Material supplied

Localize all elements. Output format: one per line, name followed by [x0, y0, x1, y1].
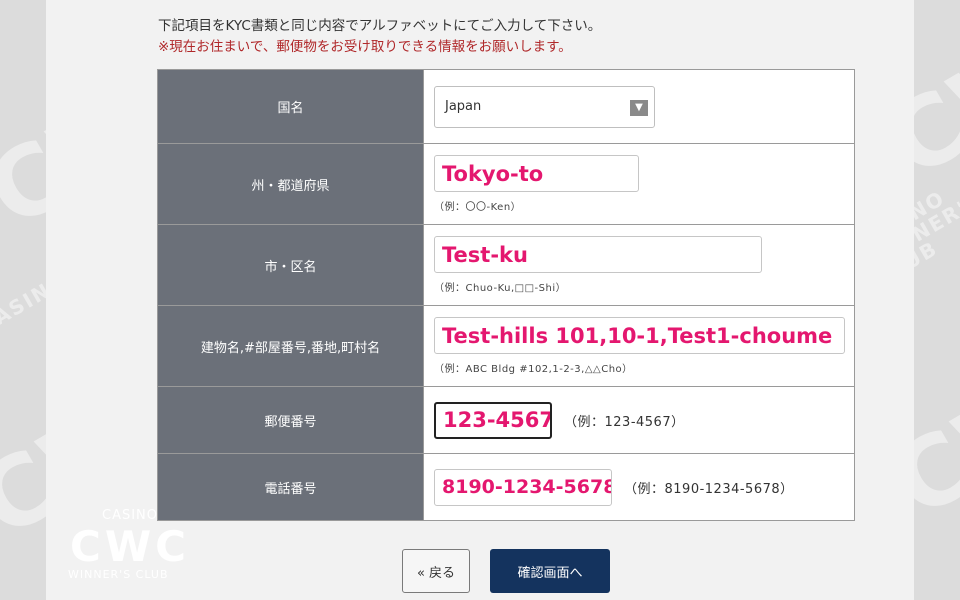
city-input[interactable]: Test-ku [434, 236, 762, 273]
intro-notice: ※現在お住まいで、郵便物をお受け取りできる情報をお願いします。 [158, 39, 572, 55]
confirm-button[interactable]: 確認画面へ [490, 549, 610, 593]
phone-example: （例：8190-1234-5678） [624, 481, 794, 497]
state-example: （例：〇〇-Ken） [434, 202, 522, 213]
state-label: 州・都道府県 [157, 143, 424, 225]
phone-label: 電話番号 [157, 453, 424, 521]
chevron-down-icon: ▼ [630, 99, 648, 116]
postal-label: 郵便番号 [157, 386, 424, 454]
state-input[interactable]: Tokyo-to [434, 155, 639, 192]
address-example: （例：ABC Bldg #102,1-2-3,△△Cho） [434, 364, 633, 375]
address-input[interactable]: Test-hills 101,10-1,Test1-choume [434, 317, 845, 354]
logo-casino-text: CASINO [102, 508, 159, 523]
cwc-logo: CASINO CWC WINNER'S CLUB [66, 508, 196, 588]
logo-winners-club-text: WINNER'S CLUB [68, 568, 169, 581]
address-form: 国名 Japan ▼ 州・都道府県 Tokyo-to （例：〇〇-Ken） 市・… [157, 69, 855, 521]
postal-input[interactable]: 123-4567 [434, 401, 552, 439]
country-select[interactable]: Japan ▼ [434, 85, 655, 128]
postal-example: （例：123-4567） [564, 414, 685, 430]
address-label: 建物名,#部屋番号,番地,町村名 [157, 305, 424, 387]
phone-input[interactable]: 8190-1234-5678 [434, 468, 612, 506]
intro-text: 下記項目をKYC書類と同じ内容でアルファベットにてご入力して下さい。 ※現在お住… [158, 16, 601, 58]
country-select-value: Japan [445, 99, 482, 114]
back-button[interactable]: « 戻る [402, 549, 470, 593]
city-example: （例：Chuo-Ku,□□-Shi） [434, 283, 567, 294]
city-label: 市・区名 [157, 224, 424, 306]
logo-cwc-text: CWC [70, 522, 190, 571]
intro-instruction: 下記項目をKYC書類と同じ内容でアルファベットにてご入力して下さい。 [158, 18, 602, 34]
country-label: 国名 [157, 69, 424, 144]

Exercise aim
Copy every line of the items above word for word, leaving out the pictures.

Answer below
Localize all elements. Output format: one per line, name followed by [x0, y0, x1, y1].
city-input[interactable]: Test-ku [434, 236, 762, 273]
intro-notice: ※現在お住まいで、郵便物をお受け取りできる情報をお願いします。 [158, 39, 572, 55]
confirm-button[interactable]: 確認画面へ [490, 549, 610, 593]
phone-example: （例：8190-1234-5678） [624, 481, 794, 497]
state-example: （例：〇〇-Ken） [434, 202, 522, 213]
state-label: 州・都道府県 [157, 143, 424, 225]
phone-label: 電話番号 [157, 453, 424, 521]
chevron-down-icon: ▼ [630, 99, 648, 116]
postal-label: 郵便番号 [157, 386, 424, 454]
state-input[interactable]: Tokyo-to [434, 155, 639, 192]
address-example: （例：ABC Bldg #102,1-2-3,△△Cho） [434, 364, 633, 375]
address-input[interactable]: Test-hills 101,10-1,Test1-choume [434, 317, 845, 354]
logo-casino-text: CASINO [102, 508, 159, 523]
cwc-logo: CASINO CWC WINNER'S CLUB [66, 508, 196, 588]
logo-winners-club-text: WINNER'S CLUB [68, 568, 169, 581]
address-form: 国名 Japan ▼ 州・都道府県 Tokyo-to （例：〇〇-Ken） 市・… [157, 69, 855, 521]
postal-input[interactable]: 123-4567 [434, 401, 552, 439]
country-select[interactable]: Japan ▼ [434, 85, 655, 128]
postal-example: （例：123-4567） [564, 414, 685, 430]
address-label: 建物名,#部屋番号,番地,町村名 [157, 305, 424, 387]
phone-input[interactable]: 8190-1234-5678 [434, 468, 612, 506]
intro-text: 下記項目をKYC書類と同じ内容でアルファベットにてご入力して下さい。 ※現在お住… [158, 16, 601, 58]
country-select-value: Japan [445, 99, 482, 114]
back-button[interactable]: « 戻る [402, 549, 470, 593]
city-example: （例：Chuo-Ku,□□-Shi） [434, 283, 567, 294]
city-label: 市・区名 [157, 224, 424, 306]
logo-cwc-text: CWC [70, 522, 190, 571]
intro-instruction: 下記項目をKYC書類と同じ内容でアルファベットにてご入力して下さい。 [158, 18, 602, 34]
country-label: 国名 [157, 69, 424, 144]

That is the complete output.